— Start ENTRIES SHOWN —
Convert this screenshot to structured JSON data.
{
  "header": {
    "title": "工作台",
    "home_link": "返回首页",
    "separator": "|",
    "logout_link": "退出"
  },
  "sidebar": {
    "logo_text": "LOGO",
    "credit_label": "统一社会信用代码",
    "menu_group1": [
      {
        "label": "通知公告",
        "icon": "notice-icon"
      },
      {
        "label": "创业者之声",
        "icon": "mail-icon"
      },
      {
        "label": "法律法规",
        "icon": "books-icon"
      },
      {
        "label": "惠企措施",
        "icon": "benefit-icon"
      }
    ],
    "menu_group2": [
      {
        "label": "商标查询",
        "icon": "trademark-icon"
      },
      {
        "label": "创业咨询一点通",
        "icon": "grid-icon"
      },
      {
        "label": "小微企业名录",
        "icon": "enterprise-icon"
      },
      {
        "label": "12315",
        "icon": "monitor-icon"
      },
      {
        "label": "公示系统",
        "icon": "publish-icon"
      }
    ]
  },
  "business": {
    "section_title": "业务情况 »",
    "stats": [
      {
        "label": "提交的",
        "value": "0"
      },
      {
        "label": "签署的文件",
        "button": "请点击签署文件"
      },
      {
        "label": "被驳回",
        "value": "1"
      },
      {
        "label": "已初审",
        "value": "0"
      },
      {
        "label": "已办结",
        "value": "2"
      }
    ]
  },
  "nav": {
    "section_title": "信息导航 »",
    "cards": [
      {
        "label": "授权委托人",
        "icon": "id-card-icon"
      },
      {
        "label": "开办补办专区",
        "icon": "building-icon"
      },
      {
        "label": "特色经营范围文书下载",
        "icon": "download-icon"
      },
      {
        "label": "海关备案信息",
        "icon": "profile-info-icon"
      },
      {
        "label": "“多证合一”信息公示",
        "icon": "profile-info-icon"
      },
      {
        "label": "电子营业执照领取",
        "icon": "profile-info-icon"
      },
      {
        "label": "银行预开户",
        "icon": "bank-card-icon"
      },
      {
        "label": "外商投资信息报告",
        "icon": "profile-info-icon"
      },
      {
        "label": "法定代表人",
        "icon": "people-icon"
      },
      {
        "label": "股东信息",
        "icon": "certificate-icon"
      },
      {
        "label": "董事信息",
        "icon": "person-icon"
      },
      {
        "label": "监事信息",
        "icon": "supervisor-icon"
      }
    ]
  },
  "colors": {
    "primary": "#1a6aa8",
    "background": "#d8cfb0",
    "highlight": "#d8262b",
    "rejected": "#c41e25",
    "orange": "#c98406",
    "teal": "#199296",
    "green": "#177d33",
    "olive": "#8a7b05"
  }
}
— End ENTRIES SHOWN —
● **STATED TASK**
Return the whole listing exactly.

● **OUTPUT OF THE EXERCISE**
Convert this screenshot to structured JSON data.
{
  "header": {
    "title": "工作台",
    "home_link": "返回首页",
    "separator": "|",
    "logout_link": "退出"
  },
  "sidebar": {
    "logo_text": "LOGO",
    "credit_label": "统一社会信用代码",
    "menu_group1": [
      {
        "label": "通知公告",
        "icon": "notice-icon"
      },
      {
        "label": "创业者之声",
        "icon": "mail-icon"
      },
      {
        "label": "法律法规",
        "icon": "books-icon"
      },
      {
        "label": "惠企措施",
        "icon": "benefit-icon"
      }
    ],
    "menu_group2": [
      {
        "label": "商标查询",
        "icon": "trademark-icon"
      },
      {
        "label": "创业咨询一点通",
        "icon": "grid-icon"
      },
      {
        "label": "小微企业名录",
        "icon": "enterprise-icon"
      },
      {
        "label": "12315",
        "icon": "monitor-icon"
      },
      {
        "label": "公示系统",
        "icon": "publish-icon"
      }
    ]
  },
  "business": {
    "section_title": "业务情况 »",
    "stats": [
      {
        "label": "提交的",
        "value": "0"
      },
      {
        "label": "签署的文件",
        "button": "请点击签署文件"
      },
      {
        "label": "被驳回",
        "value": "1"
      },
      {
        "label": "已初审",
        "value": "0"
      },
      {
        "label": "已办结",
        "value": "2"
      }
    ]
  },
  "nav": {
    "section_title": "信息导航 »",
    "cards": [
      {
        "label": "授权委托人",
        "icon": "id-card-icon"
      },
      {
        "label": "开办补办专区",
        "icon": "building-icon"
      },
      {
        "label": "特色经营范围文书下载",
        "icon": "download-icon"
      },
      {
        "label": "海关备案信息",
        "icon": "profile-info-icon"
      },
      {
        "label": "“多证合一”信息公示",
        "icon": "profile-info-icon"
      },
      {
        "label": "电子营业执照领取",
        "icon": "profile-info-icon"
      },
      {
        "label": "银行预开户",
        "icon": "bank-card-icon"
      },
      {
        "label": "外商投资信息报告",
        "icon": "profile-info-icon"
      },
      {
        "label": "法定代表人",
        "icon": "people-icon"
      },
      {
        "label": "股东信息",
        "icon": "certificate-icon"
      },
      {
        "label": "董事信息",
        "icon": "person-icon"
      },
      {
        "label": "监事信息",
        "icon": "supervisor-icon"
      }
    ]
  },
  "colors": {
    "primary": "#1a6aa8",
    "background": "#d8cfb0",
    "highlight": "#d8262b",
    "rejected": "#c41e25",
    "orange": "#c98406",
    "teal": "#199296",
    "green": "#177d33",
    "olive": "#8a7b05"
  }
}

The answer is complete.